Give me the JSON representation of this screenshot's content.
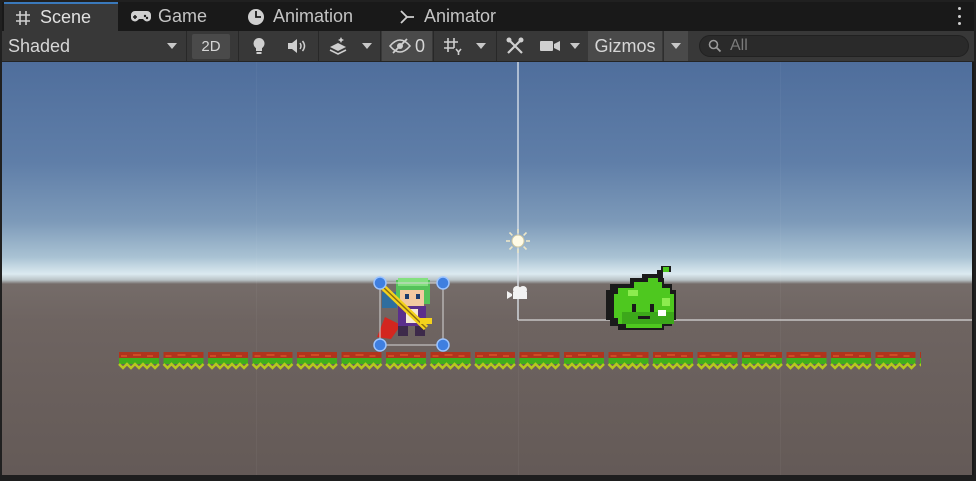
{
  "tabs": [
    {
      "label": "Scene",
      "icon": "grid-hash-icon",
      "active": true
    },
    {
      "label": "Game",
      "icon": "gamepad-icon",
      "active": false
    },
    {
      "label": "Animation",
      "icon": "clock-icon",
      "active": false
    },
    {
      "label": "Animator",
      "icon": "animator-icon",
      "active": false
    }
  ],
  "toolbar": {
    "draw_mode": "Shaded",
    "mode_2d": "2D",
    "hidden_count": "0",
    "gizmos_label": "Gizmos",
    "search_placeholder": "All"
  },
  "colors": {
    "accent": "#3a79bb",
    "handle": "#3f7fe0",
    "slime": "#4ec81f",
    "grass": "#3fae1c",
    "soil": "#b0341c"
  }
}
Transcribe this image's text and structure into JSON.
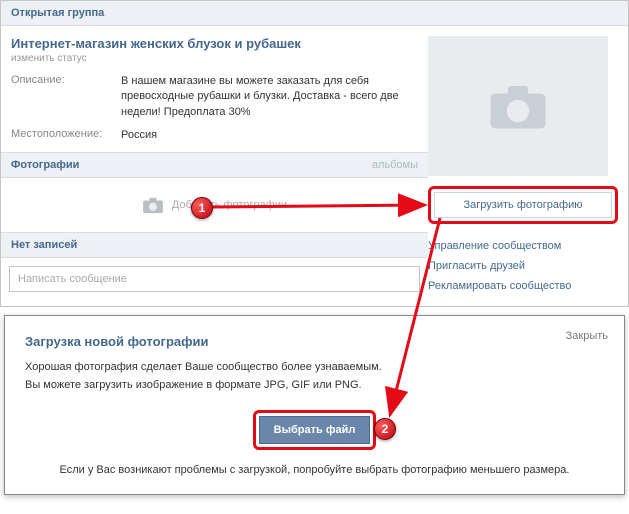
{
  "header": {
    "title": "Открытая группа"
  },
  "group": {
    "title": "Интернет-магазин женских блузок и рубашек",
    "status_change": "изменить статус",
    "desc_label": "Описание:",
    "description": "В нашем магазине вы можете заказать для себя превосходные рубашки и блузки. Доставка - всего две недели! Предоплата 30%",
    "loc_label": "Местоположение:",
    "location": "Россия"
  },
  "photos": {
    "header": "Фотографии",
    "albums": "альбомы",
    "add": "Добавить фотографии"
  },
  "posts": {
    "none": "Нет записей",
    "compose": "Написать сообщение"
  },
  "sidebar": {
    "upload": "Загрузить фотографию",
    "links": [
      "Управление сообществом",
      "Пригласить друзей",
      "Рекламировать сообщество"
    ]
  },
  "modal": {
    "title": "Загрузка новой фотографии",
    "close": "Закрыть",
    "line1": "Хорошая фотография сделает Ваше сообщество более узнаваемым.",
    "line2": "Вы можете загрузить изображение в формате JPG, GIF или PNG.",
    "choose": "Выбрать файл",
    "footer": "Если у Вас возникают проблемы с загрузкой, попробуйте выбрать фотографию меньшего размера."
  },
  "badges": {
    "one": "1",
    "two": "2"
  }
}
----
● **Goal**
All of the entries need to be transcribed word for word; pictures are left out.

● **Worked solution**
Give me the JSON representation of this screenshot's content.
{
  "tabs": [
    {
      "label": "Scene",
      "icon": "grid-hash-icon",
      "active": true
    },
    {
      "label": "Game",
      "icon": "gamepad-icon",
      "active": false
    },
    {
      "label": "Animation",
      "icon": "clock-icon",
      "active": false
    },
    {
      "label": "Animator",
      "icon": "animator-icon",
      "active": false
    }
  ],
  "toolbar": {
    "draw_mode": "Shaded",
    "mode_2d": "2D",
    "hidden_count": "0",
    "gizmos_label": "Gizmos",
    "search_placeholder": "All"
  },
  "colors": {
    "accent": "#3a79bb",
    "handle": "#3f7fe0",
    "slime": "#4ec81f",
    "grass": "#3fae1c",
    "soil": "#b0341c"
  }
}
Transcribe this image's text and structure into JSON.
{
  "header": {
    "title": "Открытая группа"
  },
  "group": {
    "title": "Интернет-магазин женских блузок и рубашек",
    "status_change": "изменить статус",
    "desc_label": "Описание:",
    "description": "В нашем магазине вы можете заказать для себя превосходные рубашки и блузки. Доставка - всего две недели! Предоплата 30%",
    "loc_label": "Местоположение:",
    "location": "Россия"
  },
  "photos": {
    "header": "Фотографии",
    "albums": "альбомы",
    "add": "Добавить фотографии"
  },
  "posts": {
    "none": "Нет записей",
    "compose": "Написать сообщение"
  },
  "sidebar": {
    "upload": "Загрузить фотографию",
    "links": [
      "Управление сообществом",
      "Пригласить друзей",
      "Рекламировать сообщество"
    ]
  },
  "modal": {
    "title": "Загрузка новой фотографии",
    "close": "Закрыть",
    "line1": "Хорошая фотография сделает Ваше сообщество более узнаваемым.",
    "line2": "Вы можете загрузить изображение в формате JPG, GIF или PNG.",
    "choose": "Выбрать файл",
    "footer": "Если у Вас возникают проблемы с загрузкой, попробуйте выбрать фотографию меньшего размера."
  },
  "badges": {
    "one": "1",
    "two": "2"
  }
}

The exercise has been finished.